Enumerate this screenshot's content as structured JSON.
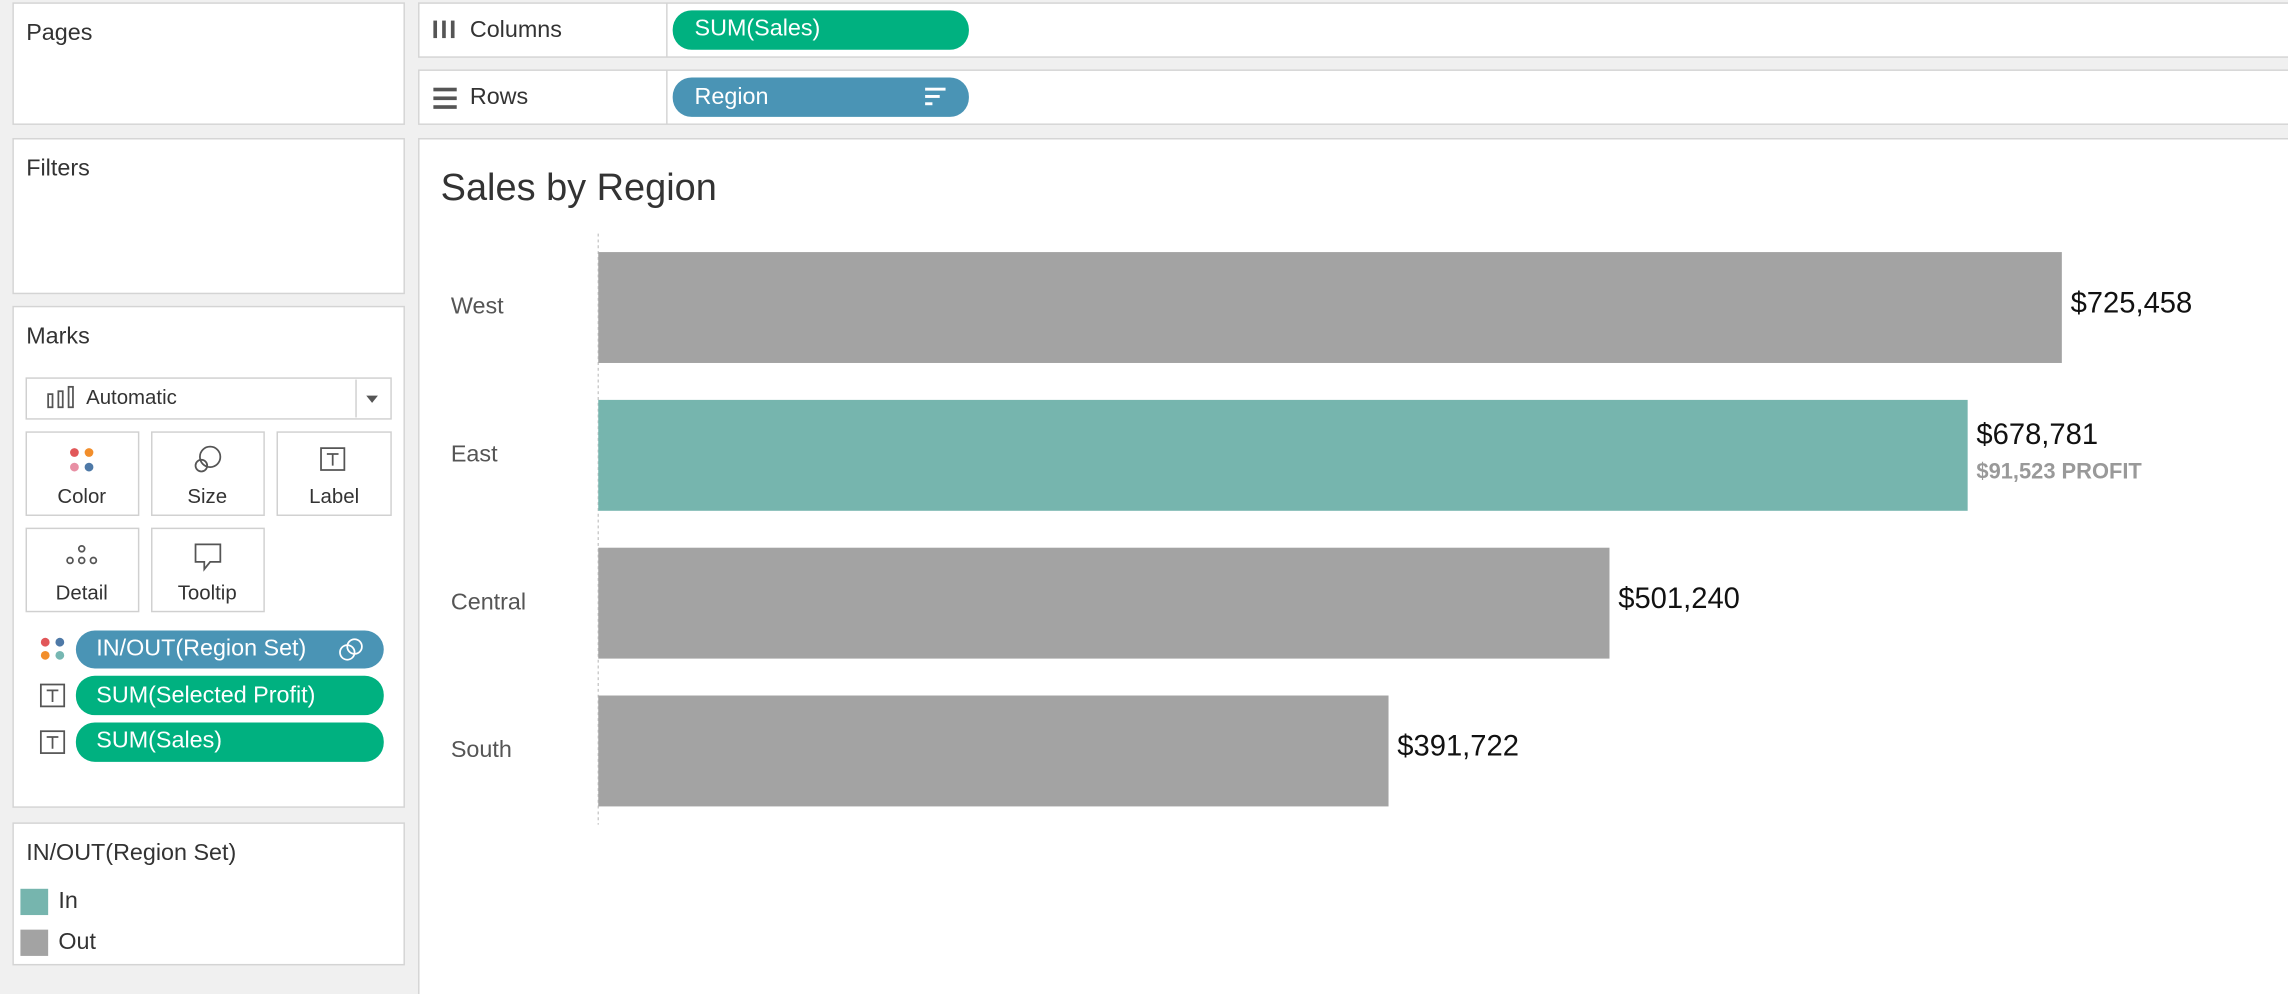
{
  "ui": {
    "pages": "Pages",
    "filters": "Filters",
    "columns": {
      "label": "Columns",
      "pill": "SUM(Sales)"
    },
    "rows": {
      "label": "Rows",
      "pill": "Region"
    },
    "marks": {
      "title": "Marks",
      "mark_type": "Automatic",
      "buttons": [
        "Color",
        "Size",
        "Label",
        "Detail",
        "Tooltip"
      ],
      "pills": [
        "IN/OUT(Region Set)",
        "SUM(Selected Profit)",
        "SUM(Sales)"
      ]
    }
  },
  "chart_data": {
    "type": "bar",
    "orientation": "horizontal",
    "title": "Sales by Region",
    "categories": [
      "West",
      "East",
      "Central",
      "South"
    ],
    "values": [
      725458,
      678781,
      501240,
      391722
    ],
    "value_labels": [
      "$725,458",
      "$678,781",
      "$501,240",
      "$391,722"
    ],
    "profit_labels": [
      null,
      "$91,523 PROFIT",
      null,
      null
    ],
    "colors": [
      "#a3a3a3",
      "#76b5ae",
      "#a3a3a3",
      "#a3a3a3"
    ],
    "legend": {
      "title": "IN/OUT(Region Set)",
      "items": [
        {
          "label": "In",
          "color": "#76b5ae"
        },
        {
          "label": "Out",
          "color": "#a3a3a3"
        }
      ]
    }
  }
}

****************

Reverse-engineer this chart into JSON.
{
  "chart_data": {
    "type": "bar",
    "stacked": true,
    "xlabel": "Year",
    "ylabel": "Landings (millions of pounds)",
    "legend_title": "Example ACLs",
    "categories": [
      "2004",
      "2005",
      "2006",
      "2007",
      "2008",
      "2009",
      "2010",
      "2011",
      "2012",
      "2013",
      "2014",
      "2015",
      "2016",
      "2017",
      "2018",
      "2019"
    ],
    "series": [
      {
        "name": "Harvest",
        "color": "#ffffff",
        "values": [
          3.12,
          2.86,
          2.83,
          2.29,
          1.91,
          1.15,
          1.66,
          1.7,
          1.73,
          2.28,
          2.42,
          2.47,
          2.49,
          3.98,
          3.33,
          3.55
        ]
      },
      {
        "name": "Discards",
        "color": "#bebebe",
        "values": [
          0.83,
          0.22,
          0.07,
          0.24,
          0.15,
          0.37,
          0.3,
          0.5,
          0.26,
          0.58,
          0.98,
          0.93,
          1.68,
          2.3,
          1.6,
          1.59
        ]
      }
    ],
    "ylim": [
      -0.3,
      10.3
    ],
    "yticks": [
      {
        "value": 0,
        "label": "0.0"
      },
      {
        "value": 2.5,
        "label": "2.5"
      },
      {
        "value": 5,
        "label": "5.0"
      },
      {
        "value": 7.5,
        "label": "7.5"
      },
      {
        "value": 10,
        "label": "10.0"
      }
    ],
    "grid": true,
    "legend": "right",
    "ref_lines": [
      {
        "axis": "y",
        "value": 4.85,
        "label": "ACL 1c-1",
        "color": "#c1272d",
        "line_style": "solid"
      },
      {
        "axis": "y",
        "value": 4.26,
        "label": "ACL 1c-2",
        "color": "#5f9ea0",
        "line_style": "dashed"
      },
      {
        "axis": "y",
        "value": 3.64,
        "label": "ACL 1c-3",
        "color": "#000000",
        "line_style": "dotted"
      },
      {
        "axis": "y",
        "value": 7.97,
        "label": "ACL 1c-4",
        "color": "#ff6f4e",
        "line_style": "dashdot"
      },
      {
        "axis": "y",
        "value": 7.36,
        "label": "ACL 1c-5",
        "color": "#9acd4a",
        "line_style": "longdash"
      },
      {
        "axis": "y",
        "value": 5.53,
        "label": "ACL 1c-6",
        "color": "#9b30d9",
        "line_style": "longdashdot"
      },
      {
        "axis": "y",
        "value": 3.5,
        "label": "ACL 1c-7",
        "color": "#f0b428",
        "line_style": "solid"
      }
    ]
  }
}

****************

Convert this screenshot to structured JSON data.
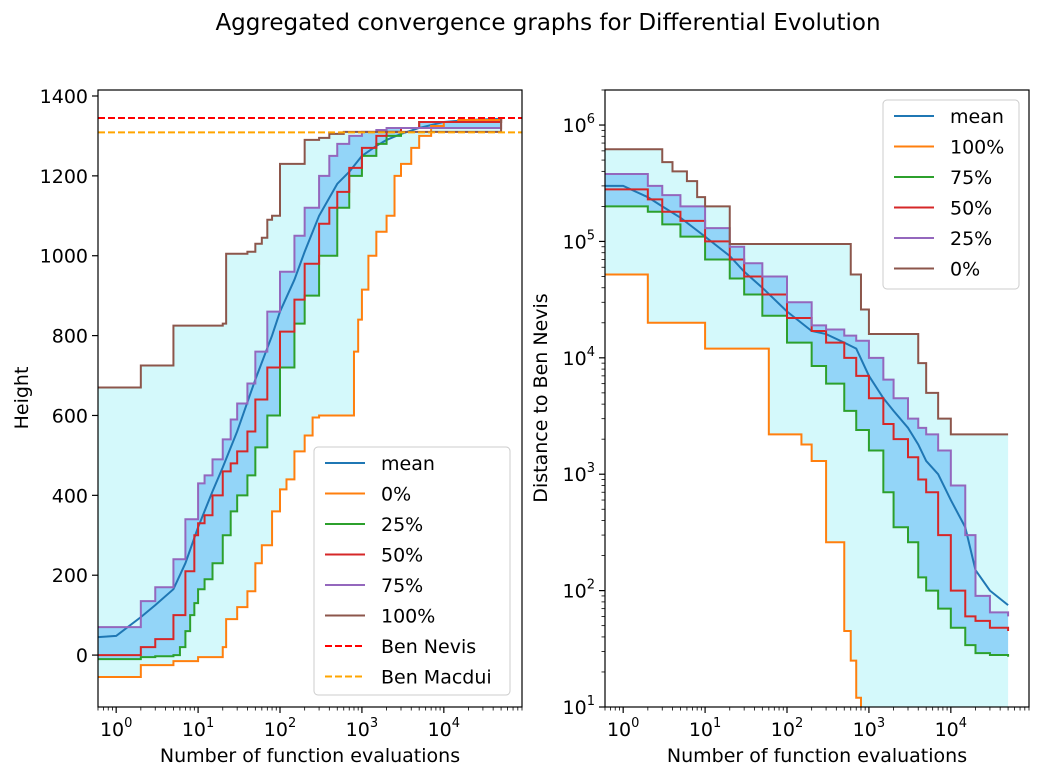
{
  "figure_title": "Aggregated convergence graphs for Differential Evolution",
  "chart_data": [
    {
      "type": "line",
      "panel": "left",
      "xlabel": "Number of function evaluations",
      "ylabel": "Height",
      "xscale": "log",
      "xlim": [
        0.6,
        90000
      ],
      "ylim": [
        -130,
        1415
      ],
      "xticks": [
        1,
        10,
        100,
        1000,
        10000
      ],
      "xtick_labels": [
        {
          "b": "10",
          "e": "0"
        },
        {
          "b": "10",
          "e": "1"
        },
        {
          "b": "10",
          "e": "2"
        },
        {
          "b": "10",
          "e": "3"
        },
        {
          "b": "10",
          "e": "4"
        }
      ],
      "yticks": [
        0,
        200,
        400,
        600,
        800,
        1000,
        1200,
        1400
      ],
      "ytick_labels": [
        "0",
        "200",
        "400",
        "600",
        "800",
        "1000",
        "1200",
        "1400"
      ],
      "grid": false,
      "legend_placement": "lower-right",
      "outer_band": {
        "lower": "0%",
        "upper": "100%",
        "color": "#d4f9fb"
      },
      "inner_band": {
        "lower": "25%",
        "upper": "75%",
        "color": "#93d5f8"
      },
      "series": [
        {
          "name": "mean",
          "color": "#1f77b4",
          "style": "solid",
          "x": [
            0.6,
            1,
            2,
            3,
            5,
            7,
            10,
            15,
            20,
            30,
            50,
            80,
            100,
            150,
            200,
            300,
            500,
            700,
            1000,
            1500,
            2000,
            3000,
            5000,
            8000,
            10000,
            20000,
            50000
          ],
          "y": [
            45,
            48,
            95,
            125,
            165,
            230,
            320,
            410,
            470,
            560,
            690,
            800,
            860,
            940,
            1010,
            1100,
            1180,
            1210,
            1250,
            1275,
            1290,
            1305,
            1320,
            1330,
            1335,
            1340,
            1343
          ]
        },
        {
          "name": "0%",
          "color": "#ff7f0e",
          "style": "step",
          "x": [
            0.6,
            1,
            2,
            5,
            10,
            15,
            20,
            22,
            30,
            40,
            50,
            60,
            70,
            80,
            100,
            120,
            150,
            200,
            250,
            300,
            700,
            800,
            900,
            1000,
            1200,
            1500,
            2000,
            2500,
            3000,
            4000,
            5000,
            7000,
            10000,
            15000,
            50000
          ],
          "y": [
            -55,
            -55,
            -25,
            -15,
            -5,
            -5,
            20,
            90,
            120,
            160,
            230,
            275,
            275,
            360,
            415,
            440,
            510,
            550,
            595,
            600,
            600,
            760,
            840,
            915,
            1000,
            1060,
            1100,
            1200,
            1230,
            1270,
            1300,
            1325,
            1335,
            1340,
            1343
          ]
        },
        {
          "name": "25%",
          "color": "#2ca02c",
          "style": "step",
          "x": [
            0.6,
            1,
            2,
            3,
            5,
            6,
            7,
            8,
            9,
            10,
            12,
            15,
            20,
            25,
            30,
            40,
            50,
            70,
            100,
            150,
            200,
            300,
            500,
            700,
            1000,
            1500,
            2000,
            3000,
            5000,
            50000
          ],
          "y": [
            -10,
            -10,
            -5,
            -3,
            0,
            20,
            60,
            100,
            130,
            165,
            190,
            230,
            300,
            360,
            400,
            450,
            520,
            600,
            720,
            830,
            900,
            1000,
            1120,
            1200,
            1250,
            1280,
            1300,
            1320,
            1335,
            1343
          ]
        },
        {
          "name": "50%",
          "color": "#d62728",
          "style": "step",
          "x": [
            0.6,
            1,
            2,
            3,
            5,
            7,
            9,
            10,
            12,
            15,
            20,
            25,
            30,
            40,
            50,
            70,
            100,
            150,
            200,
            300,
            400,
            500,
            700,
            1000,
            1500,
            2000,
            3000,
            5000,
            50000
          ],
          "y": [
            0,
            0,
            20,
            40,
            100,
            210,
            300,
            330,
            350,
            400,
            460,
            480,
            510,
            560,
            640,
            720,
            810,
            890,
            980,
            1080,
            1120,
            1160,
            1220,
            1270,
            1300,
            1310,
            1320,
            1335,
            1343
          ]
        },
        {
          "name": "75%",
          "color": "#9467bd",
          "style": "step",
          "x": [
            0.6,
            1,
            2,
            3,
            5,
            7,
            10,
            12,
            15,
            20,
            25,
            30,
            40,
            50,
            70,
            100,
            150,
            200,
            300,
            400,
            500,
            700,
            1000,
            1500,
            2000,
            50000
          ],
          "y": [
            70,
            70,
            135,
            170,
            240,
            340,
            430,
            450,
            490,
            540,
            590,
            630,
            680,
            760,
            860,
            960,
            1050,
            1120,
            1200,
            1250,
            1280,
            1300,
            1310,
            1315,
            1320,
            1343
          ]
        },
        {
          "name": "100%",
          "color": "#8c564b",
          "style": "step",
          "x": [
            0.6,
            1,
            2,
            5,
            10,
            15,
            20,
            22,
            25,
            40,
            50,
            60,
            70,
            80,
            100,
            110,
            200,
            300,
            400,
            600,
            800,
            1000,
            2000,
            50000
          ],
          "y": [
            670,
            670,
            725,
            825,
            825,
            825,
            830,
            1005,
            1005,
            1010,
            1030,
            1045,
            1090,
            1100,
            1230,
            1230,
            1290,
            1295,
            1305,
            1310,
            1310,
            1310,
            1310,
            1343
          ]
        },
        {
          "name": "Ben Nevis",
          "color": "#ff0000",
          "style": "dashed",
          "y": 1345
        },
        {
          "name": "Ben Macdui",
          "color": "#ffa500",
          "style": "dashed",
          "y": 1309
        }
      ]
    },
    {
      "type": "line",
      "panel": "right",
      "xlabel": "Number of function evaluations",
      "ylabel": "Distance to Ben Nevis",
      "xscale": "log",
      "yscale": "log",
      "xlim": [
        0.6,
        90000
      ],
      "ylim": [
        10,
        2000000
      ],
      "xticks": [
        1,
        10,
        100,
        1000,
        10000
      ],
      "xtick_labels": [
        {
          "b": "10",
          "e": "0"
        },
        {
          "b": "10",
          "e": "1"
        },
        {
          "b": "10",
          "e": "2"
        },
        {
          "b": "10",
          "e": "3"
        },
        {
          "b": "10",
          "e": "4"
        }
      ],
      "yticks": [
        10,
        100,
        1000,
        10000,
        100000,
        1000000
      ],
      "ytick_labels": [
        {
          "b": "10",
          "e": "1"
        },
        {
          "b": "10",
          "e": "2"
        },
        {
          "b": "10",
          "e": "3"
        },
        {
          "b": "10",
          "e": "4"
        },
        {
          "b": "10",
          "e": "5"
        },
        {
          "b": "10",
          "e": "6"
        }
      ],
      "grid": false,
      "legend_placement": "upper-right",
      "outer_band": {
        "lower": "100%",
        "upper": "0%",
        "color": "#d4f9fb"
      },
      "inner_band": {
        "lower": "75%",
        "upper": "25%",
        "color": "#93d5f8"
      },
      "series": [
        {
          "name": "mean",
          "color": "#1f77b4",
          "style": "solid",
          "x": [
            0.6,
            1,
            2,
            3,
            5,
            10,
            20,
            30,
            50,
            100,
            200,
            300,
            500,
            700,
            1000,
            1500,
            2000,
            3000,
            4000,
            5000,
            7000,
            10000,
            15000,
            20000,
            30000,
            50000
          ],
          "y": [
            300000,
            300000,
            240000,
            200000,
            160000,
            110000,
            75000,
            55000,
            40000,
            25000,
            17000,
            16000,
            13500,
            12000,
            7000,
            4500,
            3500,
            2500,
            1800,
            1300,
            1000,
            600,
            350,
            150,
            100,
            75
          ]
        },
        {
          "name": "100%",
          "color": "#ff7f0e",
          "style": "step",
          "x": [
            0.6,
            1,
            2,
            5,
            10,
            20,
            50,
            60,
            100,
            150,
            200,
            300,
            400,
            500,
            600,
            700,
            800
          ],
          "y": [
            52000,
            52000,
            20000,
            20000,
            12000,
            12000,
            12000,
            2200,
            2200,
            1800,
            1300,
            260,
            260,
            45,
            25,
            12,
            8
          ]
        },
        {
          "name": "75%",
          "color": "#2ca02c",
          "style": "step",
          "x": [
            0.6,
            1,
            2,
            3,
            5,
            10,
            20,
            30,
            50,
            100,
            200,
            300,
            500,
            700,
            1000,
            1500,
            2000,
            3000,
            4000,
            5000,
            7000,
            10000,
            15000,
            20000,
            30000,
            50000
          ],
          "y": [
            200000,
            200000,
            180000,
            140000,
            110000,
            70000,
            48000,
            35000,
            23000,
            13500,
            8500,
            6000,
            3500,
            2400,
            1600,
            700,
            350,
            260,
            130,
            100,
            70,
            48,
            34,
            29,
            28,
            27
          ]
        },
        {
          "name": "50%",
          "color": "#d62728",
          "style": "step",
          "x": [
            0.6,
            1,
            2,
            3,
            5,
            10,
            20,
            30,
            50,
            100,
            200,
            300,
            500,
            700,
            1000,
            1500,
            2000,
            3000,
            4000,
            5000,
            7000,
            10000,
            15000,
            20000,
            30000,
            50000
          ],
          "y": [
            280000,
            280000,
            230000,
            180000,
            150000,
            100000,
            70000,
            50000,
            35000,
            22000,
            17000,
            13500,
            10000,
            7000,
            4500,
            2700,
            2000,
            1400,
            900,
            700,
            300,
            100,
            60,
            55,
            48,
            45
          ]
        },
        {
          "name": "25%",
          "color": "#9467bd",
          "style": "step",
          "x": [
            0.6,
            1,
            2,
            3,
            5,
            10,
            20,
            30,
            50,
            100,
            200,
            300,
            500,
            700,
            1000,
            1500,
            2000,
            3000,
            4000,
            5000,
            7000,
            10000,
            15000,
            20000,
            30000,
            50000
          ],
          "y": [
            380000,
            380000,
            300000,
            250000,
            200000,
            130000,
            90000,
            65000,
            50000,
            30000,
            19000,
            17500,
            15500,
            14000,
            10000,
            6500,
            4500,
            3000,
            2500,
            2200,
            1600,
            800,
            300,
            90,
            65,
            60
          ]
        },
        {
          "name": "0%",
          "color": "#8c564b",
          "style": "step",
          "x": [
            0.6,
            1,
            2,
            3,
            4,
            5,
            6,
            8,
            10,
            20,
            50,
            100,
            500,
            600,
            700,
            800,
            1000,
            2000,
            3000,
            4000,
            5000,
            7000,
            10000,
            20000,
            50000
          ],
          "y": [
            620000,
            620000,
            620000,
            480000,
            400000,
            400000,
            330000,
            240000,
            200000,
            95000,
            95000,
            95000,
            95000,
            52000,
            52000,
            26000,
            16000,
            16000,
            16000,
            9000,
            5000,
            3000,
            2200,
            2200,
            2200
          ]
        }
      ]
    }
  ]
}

****************

**PROBLEM DESCRIPTION**
Where a line holds "Region", copy that line.

**SOLUTION**
      "pill": "Region"
        "IN/OUT(Region Set)",
    "title": "Sales by Region",
      "title": "IN/OUT(Region Set)",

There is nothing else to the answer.